Give only the number of lines in the entries below that contain the string "chart". Case counts.
* * *
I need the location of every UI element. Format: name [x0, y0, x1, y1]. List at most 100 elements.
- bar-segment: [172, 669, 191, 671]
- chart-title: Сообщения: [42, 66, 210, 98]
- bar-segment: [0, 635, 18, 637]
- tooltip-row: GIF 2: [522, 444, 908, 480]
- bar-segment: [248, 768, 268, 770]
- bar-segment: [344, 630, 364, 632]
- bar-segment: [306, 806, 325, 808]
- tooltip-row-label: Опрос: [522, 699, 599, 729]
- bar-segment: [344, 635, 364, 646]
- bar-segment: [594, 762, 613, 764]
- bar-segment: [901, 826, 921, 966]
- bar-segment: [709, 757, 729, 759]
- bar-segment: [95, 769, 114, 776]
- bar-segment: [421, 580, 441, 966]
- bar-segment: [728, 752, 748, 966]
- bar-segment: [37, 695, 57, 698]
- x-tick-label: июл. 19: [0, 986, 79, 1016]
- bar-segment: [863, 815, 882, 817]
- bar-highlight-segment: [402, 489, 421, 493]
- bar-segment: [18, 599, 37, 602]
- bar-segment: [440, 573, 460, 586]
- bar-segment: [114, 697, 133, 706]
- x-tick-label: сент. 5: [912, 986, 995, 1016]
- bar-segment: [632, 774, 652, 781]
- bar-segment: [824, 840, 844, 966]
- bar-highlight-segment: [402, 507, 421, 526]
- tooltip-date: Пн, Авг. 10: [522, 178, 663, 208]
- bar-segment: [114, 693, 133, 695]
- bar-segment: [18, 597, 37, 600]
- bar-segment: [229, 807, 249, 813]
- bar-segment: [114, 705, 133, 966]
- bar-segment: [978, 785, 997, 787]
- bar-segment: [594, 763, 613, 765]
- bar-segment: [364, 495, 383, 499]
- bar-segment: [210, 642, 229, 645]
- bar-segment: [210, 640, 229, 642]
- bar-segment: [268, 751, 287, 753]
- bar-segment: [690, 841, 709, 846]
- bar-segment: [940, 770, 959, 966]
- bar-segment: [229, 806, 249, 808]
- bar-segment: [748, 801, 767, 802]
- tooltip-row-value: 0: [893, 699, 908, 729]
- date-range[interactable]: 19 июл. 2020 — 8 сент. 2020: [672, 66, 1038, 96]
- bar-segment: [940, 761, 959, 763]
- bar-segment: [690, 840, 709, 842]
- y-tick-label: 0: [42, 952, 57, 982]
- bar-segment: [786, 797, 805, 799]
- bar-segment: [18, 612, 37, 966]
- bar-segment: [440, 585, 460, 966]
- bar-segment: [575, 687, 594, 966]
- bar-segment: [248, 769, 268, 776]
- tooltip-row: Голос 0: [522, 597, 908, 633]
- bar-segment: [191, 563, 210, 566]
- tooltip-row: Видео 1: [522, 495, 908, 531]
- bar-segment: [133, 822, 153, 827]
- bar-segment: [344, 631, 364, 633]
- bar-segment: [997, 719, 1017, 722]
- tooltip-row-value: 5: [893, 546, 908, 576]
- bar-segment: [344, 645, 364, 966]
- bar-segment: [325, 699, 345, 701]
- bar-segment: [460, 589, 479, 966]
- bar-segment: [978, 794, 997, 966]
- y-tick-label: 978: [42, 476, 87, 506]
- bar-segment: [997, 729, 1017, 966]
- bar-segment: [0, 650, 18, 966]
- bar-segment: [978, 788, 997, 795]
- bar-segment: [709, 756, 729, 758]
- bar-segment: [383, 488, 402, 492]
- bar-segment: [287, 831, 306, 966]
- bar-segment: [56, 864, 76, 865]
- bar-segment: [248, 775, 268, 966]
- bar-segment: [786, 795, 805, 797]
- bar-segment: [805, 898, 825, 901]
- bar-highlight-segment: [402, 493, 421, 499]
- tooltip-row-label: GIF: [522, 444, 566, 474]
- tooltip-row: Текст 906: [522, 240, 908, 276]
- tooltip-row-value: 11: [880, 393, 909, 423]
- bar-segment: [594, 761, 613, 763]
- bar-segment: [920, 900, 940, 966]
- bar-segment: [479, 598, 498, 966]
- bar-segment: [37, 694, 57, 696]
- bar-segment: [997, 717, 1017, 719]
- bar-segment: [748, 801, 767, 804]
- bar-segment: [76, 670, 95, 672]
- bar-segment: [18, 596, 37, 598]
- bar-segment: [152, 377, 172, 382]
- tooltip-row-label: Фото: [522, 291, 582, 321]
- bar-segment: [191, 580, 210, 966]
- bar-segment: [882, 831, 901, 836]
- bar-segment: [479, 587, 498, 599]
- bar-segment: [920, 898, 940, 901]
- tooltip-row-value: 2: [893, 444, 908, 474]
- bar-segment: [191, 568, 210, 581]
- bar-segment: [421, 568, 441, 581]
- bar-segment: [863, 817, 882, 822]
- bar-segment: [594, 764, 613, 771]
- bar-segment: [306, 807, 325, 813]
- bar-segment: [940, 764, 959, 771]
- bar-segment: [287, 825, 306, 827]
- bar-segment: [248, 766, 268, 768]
* * *
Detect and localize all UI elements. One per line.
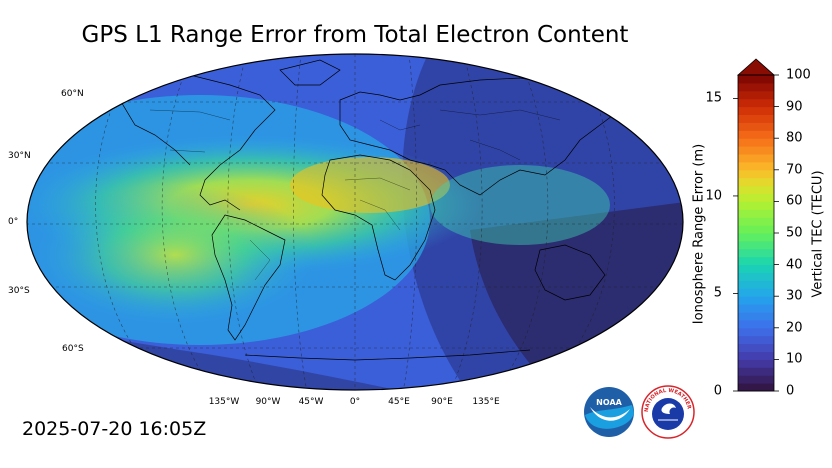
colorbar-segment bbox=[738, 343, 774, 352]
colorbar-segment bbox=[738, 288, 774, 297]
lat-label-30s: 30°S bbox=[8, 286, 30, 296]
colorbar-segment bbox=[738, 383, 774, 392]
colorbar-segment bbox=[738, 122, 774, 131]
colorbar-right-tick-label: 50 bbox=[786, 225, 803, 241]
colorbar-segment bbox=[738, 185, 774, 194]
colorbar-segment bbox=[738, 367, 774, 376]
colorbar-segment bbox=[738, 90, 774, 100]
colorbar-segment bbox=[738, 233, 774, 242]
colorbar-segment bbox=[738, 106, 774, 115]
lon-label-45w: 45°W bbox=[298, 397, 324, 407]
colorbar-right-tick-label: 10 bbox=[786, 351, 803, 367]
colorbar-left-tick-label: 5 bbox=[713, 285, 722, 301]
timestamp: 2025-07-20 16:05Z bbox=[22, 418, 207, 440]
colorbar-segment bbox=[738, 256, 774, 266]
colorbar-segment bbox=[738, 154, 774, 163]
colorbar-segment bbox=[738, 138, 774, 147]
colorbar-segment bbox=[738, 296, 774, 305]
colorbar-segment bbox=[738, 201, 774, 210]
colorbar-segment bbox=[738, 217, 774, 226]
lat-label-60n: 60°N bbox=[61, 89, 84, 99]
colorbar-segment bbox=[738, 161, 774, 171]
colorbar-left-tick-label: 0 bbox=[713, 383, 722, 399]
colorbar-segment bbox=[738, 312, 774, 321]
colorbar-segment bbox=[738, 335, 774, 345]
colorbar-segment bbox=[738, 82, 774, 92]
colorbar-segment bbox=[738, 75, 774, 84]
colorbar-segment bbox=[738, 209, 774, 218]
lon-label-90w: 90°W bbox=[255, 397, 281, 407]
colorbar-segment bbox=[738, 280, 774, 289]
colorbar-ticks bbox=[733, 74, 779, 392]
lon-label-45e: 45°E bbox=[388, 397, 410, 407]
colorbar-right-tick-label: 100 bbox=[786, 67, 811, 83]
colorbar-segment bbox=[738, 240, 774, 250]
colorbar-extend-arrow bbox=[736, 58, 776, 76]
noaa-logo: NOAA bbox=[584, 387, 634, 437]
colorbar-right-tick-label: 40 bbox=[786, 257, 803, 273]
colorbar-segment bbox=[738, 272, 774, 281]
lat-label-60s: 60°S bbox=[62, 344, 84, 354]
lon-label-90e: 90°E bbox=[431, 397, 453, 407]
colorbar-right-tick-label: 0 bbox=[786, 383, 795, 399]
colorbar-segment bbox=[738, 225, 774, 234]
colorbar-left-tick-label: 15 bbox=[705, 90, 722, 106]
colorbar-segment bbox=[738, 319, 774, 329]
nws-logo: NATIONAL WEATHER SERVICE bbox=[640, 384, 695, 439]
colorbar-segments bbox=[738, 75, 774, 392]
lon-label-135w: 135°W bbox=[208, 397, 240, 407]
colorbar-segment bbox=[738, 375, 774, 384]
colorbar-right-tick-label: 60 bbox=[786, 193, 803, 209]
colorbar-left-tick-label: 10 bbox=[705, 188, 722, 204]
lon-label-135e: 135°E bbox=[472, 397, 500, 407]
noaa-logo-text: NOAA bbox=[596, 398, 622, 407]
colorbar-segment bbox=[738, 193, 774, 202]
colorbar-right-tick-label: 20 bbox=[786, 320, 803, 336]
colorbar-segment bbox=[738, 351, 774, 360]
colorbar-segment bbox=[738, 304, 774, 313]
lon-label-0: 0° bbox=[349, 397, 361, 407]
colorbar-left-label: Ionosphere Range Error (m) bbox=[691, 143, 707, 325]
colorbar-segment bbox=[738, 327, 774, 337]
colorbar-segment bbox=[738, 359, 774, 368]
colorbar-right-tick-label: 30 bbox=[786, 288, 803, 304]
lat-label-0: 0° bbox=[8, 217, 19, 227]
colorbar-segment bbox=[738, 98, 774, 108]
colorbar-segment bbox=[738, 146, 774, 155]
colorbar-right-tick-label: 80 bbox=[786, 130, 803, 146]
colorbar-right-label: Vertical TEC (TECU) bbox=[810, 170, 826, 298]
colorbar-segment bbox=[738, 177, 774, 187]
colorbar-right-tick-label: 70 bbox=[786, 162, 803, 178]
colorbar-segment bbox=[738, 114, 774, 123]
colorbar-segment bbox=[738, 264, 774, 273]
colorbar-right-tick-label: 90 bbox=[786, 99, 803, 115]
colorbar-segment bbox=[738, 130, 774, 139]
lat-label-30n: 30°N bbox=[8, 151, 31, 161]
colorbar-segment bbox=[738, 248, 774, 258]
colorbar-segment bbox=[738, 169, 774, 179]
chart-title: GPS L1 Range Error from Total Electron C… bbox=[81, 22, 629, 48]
* * *
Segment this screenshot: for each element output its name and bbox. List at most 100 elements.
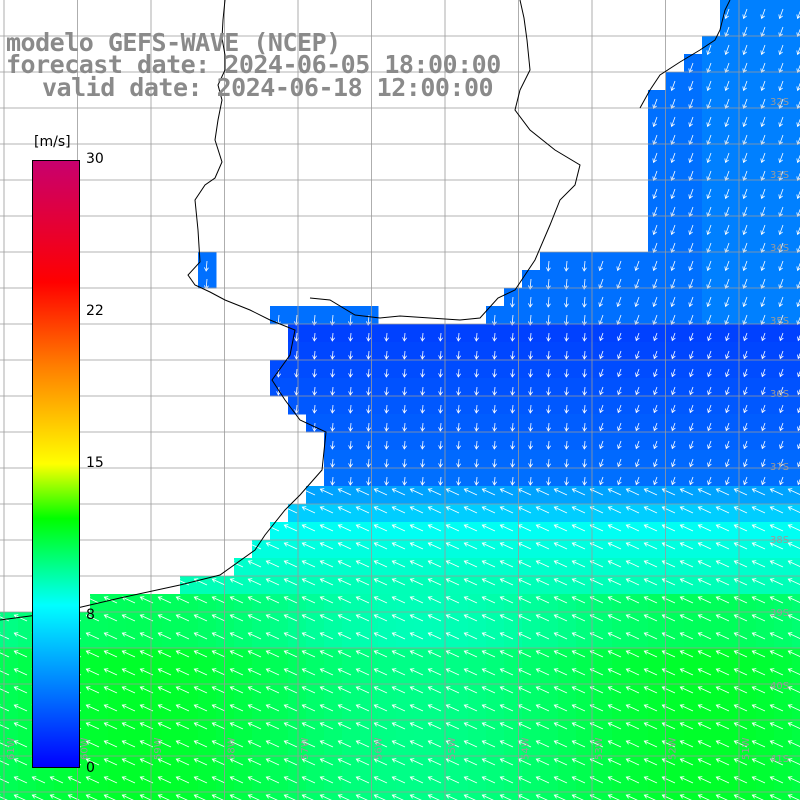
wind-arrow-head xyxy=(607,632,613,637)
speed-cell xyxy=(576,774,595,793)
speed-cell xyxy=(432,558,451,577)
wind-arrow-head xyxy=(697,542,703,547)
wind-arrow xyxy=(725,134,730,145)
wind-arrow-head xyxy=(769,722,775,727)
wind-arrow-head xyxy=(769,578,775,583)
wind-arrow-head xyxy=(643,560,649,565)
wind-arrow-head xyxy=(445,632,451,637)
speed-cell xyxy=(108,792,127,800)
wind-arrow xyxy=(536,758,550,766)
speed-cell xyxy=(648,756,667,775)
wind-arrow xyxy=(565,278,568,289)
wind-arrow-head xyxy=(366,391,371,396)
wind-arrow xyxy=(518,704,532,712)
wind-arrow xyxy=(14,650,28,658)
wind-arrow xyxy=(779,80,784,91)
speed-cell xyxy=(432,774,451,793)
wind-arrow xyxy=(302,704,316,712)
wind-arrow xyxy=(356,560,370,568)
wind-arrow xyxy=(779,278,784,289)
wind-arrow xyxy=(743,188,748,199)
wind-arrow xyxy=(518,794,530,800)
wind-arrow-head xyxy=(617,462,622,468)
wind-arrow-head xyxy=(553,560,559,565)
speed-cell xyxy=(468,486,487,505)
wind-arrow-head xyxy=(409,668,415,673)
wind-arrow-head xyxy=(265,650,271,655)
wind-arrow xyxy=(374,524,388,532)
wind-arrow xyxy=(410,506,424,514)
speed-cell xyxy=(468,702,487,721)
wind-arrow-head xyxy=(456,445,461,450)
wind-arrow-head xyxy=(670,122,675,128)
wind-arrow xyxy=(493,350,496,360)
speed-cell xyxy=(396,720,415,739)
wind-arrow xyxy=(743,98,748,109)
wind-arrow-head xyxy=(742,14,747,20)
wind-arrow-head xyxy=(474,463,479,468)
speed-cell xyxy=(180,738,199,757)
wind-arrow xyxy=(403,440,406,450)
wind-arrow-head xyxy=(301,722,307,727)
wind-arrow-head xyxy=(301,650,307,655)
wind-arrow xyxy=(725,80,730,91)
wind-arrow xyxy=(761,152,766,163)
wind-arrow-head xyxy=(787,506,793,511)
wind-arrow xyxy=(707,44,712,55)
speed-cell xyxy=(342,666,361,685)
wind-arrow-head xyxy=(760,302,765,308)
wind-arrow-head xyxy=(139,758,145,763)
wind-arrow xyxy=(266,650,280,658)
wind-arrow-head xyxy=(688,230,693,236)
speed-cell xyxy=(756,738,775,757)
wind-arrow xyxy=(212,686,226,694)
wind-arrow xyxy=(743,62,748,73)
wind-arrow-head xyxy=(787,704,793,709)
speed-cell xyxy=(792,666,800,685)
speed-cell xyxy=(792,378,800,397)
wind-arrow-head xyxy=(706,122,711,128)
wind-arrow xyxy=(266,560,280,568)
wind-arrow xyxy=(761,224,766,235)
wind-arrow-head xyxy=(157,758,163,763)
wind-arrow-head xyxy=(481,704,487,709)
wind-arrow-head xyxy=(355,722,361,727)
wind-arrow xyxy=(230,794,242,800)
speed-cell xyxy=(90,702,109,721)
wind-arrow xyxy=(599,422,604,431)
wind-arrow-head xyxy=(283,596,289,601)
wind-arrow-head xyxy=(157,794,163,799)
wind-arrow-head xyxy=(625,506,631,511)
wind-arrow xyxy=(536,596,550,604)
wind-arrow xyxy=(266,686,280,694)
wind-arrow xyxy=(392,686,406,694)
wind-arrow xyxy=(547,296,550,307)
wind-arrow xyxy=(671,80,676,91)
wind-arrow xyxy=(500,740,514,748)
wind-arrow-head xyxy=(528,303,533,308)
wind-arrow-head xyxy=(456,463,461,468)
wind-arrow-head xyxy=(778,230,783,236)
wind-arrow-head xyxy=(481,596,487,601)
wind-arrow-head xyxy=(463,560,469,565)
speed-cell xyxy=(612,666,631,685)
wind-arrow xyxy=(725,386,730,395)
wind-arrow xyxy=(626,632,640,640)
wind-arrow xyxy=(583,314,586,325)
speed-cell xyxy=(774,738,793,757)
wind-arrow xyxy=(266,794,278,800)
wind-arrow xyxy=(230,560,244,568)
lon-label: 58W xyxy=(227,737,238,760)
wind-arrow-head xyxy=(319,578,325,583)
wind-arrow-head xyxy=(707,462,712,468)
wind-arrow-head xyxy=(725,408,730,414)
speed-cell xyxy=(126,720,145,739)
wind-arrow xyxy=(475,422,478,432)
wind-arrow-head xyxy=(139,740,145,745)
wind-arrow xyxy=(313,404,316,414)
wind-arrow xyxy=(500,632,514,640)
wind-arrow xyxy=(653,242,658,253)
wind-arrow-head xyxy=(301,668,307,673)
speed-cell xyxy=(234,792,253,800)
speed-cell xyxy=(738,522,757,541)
* * *
▶ _Output of the exercise_
2